Data records:
START

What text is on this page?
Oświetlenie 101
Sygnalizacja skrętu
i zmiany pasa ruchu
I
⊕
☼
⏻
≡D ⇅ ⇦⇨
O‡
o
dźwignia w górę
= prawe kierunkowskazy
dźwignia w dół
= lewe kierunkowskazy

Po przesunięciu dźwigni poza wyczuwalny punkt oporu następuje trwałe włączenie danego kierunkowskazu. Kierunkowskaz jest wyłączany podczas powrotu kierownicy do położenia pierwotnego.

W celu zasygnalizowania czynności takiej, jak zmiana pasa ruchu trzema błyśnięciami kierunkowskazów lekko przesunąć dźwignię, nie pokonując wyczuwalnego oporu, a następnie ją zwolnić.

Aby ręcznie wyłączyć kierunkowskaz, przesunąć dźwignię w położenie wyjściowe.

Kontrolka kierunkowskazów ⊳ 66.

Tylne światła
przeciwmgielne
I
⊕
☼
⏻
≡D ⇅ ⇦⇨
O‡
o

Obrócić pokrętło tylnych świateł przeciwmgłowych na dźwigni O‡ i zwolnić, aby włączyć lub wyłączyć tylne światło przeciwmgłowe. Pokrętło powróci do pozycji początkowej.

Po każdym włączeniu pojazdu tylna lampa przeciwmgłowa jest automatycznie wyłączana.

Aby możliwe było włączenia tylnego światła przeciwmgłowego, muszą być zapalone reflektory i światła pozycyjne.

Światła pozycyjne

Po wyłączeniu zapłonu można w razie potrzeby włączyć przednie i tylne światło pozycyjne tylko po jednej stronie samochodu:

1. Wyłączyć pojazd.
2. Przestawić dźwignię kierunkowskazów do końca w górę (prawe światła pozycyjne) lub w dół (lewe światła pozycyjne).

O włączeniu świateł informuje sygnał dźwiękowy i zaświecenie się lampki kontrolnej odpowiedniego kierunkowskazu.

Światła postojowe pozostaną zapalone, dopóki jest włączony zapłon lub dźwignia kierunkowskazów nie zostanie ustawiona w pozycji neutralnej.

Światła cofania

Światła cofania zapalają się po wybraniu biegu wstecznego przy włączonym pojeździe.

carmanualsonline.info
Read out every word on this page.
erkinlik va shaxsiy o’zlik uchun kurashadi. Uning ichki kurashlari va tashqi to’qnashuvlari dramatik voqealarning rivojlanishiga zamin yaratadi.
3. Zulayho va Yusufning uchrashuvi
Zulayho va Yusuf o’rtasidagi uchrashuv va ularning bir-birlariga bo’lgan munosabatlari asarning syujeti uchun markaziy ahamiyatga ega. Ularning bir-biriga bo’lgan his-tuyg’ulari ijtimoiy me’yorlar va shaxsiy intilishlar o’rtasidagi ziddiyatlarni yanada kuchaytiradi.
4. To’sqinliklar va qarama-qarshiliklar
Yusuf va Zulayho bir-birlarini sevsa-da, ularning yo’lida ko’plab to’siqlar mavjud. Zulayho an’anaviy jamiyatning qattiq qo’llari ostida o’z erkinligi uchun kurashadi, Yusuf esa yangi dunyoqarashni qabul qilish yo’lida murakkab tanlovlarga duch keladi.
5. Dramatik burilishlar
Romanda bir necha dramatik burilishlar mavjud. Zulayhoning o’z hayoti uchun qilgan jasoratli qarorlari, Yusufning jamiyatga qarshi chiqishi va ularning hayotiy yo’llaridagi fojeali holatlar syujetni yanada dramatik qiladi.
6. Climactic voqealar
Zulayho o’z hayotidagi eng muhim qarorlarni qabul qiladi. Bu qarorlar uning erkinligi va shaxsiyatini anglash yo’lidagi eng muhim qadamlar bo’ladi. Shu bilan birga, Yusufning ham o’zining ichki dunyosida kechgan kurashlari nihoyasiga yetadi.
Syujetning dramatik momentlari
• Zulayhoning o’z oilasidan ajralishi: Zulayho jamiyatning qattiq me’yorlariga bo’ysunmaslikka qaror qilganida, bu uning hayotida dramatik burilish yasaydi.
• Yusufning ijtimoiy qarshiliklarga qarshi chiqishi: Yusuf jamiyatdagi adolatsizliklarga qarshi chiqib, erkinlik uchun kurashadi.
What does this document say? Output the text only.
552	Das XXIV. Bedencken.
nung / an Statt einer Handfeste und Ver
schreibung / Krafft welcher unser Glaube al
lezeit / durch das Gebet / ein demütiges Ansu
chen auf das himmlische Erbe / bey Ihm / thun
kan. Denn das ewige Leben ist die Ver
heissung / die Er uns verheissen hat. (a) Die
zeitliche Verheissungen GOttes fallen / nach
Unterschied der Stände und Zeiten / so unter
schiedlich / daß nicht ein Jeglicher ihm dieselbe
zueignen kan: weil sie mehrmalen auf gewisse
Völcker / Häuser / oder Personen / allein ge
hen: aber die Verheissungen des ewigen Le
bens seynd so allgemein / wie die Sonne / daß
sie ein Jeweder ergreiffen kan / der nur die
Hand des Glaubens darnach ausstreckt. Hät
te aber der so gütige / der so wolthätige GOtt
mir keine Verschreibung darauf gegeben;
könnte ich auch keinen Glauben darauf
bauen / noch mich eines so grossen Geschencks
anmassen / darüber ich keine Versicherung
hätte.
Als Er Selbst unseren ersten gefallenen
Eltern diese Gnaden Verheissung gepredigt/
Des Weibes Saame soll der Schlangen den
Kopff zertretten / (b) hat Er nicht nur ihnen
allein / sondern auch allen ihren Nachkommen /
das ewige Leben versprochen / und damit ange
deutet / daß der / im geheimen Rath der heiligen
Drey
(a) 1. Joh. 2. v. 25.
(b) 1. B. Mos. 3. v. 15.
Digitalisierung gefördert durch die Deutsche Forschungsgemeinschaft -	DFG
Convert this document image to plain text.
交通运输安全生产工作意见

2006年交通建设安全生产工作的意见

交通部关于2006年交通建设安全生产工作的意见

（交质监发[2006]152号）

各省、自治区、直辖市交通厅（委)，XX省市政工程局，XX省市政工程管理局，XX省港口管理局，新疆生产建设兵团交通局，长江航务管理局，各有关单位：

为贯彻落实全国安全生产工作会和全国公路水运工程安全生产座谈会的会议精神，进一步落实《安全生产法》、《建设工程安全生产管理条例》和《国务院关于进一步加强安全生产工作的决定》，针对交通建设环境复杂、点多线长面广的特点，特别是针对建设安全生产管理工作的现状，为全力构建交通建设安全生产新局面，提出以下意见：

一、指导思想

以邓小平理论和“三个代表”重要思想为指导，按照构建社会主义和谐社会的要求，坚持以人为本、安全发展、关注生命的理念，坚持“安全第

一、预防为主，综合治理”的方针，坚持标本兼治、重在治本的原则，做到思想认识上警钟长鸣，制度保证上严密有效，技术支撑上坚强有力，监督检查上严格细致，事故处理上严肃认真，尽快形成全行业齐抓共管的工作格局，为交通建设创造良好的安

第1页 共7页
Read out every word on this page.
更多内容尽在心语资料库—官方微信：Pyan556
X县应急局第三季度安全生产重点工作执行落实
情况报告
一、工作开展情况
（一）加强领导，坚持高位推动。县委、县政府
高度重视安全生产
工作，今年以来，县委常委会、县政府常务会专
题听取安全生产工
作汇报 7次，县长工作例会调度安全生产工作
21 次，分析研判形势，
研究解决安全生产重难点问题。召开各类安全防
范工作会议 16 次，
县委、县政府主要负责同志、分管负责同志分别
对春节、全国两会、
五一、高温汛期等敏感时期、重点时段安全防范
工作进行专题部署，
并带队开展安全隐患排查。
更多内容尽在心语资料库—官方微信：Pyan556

END

Tally up the lines in the preceding listing that contain the string "document". Respond with the number and nothing else.

_Exercise output:_ 2